§ WHAT IS EXPECTED
Identify all lines in the listing that include the word "serving", and copy them out.

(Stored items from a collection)
START

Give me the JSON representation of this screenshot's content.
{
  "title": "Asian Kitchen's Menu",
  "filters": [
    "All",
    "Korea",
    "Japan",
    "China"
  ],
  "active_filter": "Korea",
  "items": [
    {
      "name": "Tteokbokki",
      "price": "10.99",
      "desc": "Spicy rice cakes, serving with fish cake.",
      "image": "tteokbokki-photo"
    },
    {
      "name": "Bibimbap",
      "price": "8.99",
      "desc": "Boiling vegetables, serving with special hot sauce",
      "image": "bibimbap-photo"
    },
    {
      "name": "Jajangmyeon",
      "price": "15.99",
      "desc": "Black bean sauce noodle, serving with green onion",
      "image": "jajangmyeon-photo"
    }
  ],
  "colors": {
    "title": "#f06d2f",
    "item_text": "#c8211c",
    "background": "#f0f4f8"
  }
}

END

§ OUTPUT FOR THIS TASK
      "desc": "Spicy rice cakes, serving with fish cake.",
      "desc": "Boiling vegetables, serving with special hot sauce",
      "desc": "Black bean sauce noodle, serving with green onion",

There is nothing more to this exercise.